> [Brano]
##############################

Tutti i casi sopra descritti sono comunque condizionati dal tipo di scarto e dalla compatibilità dello stesso con il terreno e le specie coltivate, con riguardo a tempi, modi, quantità di utilizzo. Inoltre va sempre valutato il rischio di diffusione di eventuali agenti patogeni.

In generale sono da evitare abusi; va ricordato, infatti, che un utilizzo che non abbia alcuna relazione con l'attività agricola (es.: abbandono o combustione sul campo) configura il reato di smaltimento illecito di rifiuti, sanzionato penalmente dall’art. 256, comma 1 del D. Lgs. 152/2006.

##############################

> [Materiale fornito]

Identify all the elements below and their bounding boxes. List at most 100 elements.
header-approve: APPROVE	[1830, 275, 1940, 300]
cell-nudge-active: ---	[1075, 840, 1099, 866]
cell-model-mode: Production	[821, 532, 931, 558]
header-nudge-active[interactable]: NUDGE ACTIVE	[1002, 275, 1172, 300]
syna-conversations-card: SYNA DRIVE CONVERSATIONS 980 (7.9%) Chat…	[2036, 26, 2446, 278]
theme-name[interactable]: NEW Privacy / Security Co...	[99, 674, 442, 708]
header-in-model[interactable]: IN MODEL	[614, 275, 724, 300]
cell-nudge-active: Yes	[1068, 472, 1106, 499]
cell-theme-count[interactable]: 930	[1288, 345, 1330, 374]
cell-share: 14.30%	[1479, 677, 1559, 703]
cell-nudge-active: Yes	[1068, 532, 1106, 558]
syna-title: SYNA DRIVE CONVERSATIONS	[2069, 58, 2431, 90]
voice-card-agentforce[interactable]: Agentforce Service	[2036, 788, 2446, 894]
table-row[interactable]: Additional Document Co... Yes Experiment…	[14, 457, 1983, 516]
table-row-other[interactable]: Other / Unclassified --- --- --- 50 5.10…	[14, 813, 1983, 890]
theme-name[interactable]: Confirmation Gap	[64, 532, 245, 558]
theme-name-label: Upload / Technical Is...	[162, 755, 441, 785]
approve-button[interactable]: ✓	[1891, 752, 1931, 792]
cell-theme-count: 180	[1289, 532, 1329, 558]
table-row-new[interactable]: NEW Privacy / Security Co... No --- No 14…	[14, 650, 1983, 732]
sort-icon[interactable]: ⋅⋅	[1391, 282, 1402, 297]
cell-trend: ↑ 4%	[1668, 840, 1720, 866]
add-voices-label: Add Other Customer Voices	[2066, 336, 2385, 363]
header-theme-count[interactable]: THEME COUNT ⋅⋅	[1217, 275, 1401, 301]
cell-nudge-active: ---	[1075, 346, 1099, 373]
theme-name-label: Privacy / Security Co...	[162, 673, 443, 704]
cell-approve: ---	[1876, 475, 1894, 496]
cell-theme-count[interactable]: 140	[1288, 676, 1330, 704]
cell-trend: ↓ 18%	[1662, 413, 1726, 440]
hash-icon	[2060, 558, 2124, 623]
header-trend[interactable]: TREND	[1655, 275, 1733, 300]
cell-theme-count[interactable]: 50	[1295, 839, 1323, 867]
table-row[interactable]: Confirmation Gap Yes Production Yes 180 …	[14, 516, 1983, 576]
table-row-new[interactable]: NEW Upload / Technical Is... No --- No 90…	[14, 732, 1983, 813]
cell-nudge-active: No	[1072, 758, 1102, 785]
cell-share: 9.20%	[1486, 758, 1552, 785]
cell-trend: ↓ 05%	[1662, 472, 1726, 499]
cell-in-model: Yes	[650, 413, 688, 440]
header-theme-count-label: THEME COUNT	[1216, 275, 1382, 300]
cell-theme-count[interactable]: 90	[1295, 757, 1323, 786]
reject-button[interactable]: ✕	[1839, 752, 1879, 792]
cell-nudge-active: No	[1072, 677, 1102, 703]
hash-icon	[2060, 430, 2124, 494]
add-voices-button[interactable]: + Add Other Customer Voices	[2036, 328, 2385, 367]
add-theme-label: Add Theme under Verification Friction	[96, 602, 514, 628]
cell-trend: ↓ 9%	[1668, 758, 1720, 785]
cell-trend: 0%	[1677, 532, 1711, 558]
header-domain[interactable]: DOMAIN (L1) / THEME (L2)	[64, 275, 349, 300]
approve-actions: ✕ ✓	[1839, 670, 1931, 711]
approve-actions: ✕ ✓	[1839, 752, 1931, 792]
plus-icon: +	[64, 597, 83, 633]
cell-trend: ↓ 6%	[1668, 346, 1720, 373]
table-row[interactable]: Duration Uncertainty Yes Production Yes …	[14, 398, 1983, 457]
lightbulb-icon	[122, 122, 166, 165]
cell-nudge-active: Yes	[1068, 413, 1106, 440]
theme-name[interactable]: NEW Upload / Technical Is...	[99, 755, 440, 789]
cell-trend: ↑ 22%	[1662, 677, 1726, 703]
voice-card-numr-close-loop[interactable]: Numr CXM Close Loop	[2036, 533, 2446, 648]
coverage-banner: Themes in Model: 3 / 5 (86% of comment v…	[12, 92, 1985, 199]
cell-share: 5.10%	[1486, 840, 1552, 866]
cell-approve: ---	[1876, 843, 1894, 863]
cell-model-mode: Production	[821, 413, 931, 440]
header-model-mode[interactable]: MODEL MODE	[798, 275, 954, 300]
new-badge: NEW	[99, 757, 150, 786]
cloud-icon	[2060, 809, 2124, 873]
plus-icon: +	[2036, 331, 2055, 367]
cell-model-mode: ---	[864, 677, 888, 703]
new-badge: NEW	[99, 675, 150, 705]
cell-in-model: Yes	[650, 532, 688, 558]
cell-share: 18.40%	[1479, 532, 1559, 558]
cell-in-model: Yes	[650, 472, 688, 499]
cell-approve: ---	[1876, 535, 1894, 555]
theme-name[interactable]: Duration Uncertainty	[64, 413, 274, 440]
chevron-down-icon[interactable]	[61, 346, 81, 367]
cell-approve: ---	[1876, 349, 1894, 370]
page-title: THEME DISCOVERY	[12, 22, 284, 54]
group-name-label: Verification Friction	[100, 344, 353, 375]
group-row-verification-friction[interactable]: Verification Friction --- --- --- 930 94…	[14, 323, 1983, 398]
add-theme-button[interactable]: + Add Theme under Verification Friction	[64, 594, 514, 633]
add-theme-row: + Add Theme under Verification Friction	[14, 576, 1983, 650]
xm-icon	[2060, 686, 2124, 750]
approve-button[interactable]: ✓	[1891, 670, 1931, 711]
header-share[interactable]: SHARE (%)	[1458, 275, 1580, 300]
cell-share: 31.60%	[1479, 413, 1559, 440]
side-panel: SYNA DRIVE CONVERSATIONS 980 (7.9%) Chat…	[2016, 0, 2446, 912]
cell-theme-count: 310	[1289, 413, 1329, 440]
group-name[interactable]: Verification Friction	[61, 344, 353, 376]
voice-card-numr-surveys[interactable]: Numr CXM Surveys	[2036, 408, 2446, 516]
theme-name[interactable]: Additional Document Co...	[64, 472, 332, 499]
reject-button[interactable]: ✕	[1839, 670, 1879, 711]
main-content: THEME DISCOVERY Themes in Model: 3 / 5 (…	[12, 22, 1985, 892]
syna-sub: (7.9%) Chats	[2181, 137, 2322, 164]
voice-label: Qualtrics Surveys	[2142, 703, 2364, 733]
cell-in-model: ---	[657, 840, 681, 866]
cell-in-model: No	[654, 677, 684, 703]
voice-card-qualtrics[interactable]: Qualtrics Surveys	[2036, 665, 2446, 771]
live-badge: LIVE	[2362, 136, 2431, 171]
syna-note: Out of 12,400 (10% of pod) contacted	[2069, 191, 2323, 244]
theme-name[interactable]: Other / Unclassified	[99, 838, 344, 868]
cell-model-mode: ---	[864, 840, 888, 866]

##############################

> [Esercizi da svolgere]
a – Rispondi a queste domande sul brano sugli scarti agricoli:
(i) Quale rischio va sempre valutato?
(ii) Quali esempi vengono dati di un utilizzo senza relazione con l'attività agricola?
(iii) Quale norma sanziona penalmente lo smaltimento illecito di rifiuti?
b – Estrai dal brano sugli scarti agricoli il passo che va da "In generale sono" fino a "D. Lgs. 152/2006." compreso.
c – Prosegui il brano sugli scarti agricoli dopo la sua ultima frase.
Le voci non servono per svolgere gli esercizi.

> [Risultati]
a –
(i) Il rischio di diffusione di eventuali agenti patogeni.
(ii) L'abbandono o la combustione sul campo.
(iii) L'art. 256, comma 1 del D. Lgs. 152/2006.

b –
In generale sono da evitare abusi; va ricordato, infatti, che un utilizzo che non abbia alcuna relazione con l'attività agricola (es.: abbandono o combustione sul campo) configura il reato di smaltimento illecito di rifiuti, sanzionato penalmente dall’art. 256, comma 1 del D. Lgs. 152/2006.

c –
2.4 Attività di manutenzione del verde effettuata dai giardinieri o vivaisti

Se il soggetto che ha effettuato la manutenzione del verde (per esempio un giardiniere o un vivaista che ha effettuato lo sfalcio del giardino di un’abitazione o un contoterzista che presta servizio per un’impresa agricola) effettua il trasporto dei residui derivanti da tale attività dal luogo di produzione (un’abitazione o un’azienda agricola) fino alla propria sede e poi riutilizza il materiale nelle normali pratiche agricole, non è assoggettato alla normativa sui rifiuti in quanto lo scarto rientra nella nozione di sottoprodotto come integrata dall’art. 185, comma 2 (possono essere sottoprodotti i materiali vegetali provenienti da attività agricole utilizzati nelle attività agricole).

Alla luce delle disposizioni normative sopra indicate, si può giungere a questa conclusione soltanto se:


1. è possibile considerare la manutenzione del verde come attività agricola;
2. gli scarti della manutenzione del verde sono riutilizzati nelle attività agricole.


Al riguardo si ritiene possa farsi riferimento alla nozione di imprenditore agricolo di cui all'art. 2135 del codice civile: "è imprenditore agricolo chi esercita una delle seguenti attività: coltivazione del fondo, selvicoltura, allevamento di animali e attività connesse".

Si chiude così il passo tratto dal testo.